### SUPPLIED DATA
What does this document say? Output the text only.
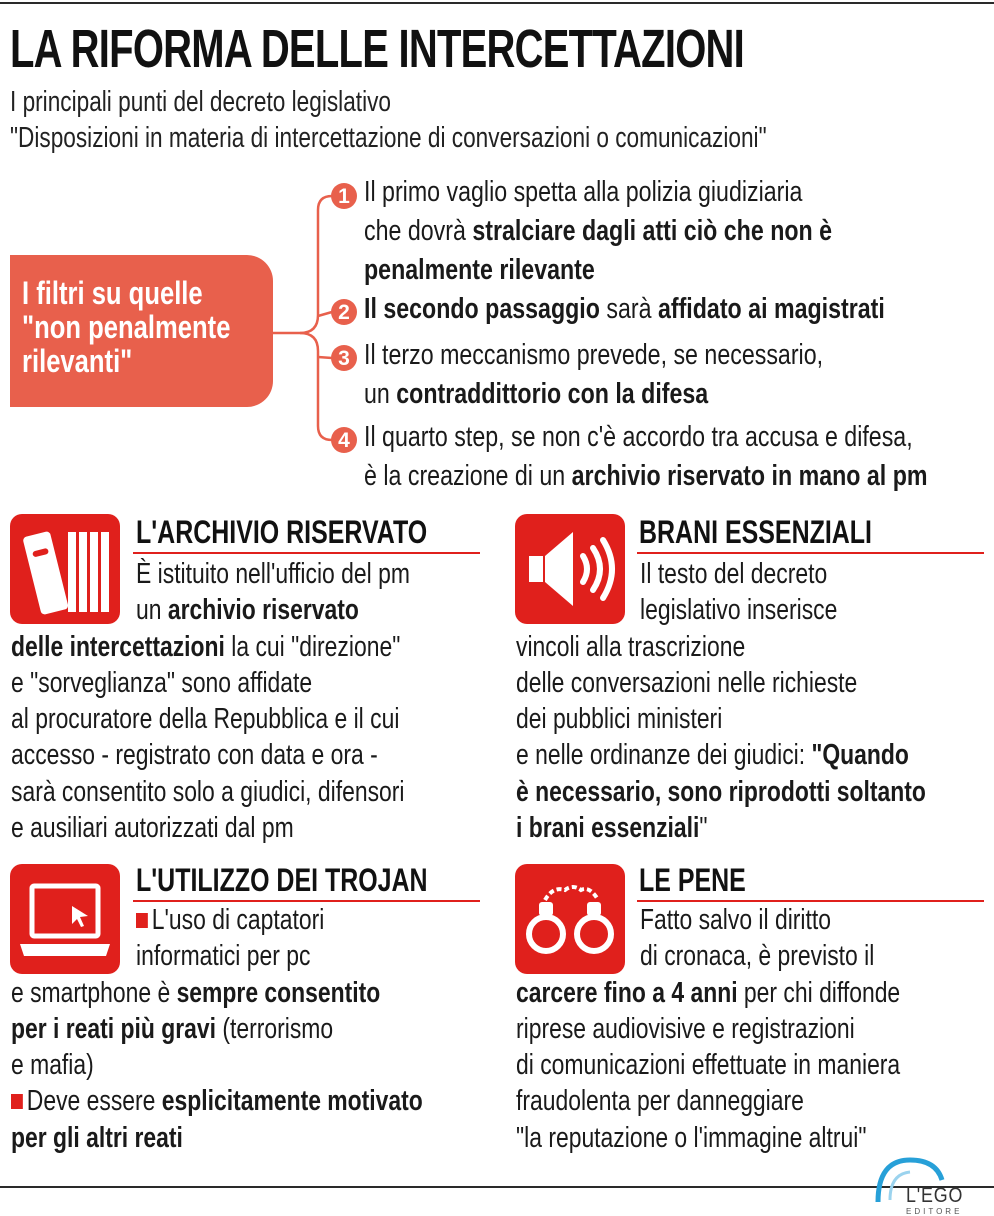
LA RIFORMA DELLE INTERCETTAZIONI
I principali punti del decreto legislativo
"Disposizioni in materia di intercettazione di conversazioni o comunicazioni"
I filtri su quelle
"non penalmente
rilevanti"
1
2
3
4
Il primo vaglio spetta alla polizia giudiziaria
che dovrà stralciare dagli atti ciò che non è
penalmente rilevante
Il secondo passaggio sarà affidato ai magistrati
Il terzo meccanismo prevede, se necessario,
un contraddittorio con la difesa
Il quarto step, se non c'è accordo tra accusa e difesa,
è la creazione di un archivio riservato in mano al pm
L'ARCHIVIO RISERVATO
È istituito nell'ufficio del pm
un archivio riservato
delle intercettazioni la cui "direzione"
e "sorveglianza" sono affidate
al procuratore della Repubblica e il cui
accesso - registrato con data e ora -
sarà consentito solo a giudici, difensori
e ausiliari autorizzati dal pm
BRANI ESSENZIALI
Il testo del decreto
legislativo inserisce
vincoli alla trascrizione
delle conversazioni nelle richieste
dei pubblici ministeri
e nelle ordinanze dei giudici: "Quando
è necessario, sono riprodotti soltanto
i brani essenziali"
L'UTILIZZO DEI TROJAN
L'uso di captatori
informatici per pc
e smartphone è sempre consentito
per i reati più gravi (terrorismo
e mafia)
Deve essere esplicitamente motivato
per gli altri reati
LE PENE
Fatto salvo il diritto
di cronaca, è previsto il
carcere fino a 4 anni per chi diffonde
riprese audiovisive e registrazioni
di comunicazioni effettuate in maniera
fraudolenta per danneggiare
"la reputazione o l'immagine altrui"
L'EGO
EDITORE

### WORK INSTRUCTIONS
Only lines that contain the word "legislativo" are wanted; copy each of them.

### EXERCISE RESULT
I principali punti del decreto legislativo
legislativo inserisce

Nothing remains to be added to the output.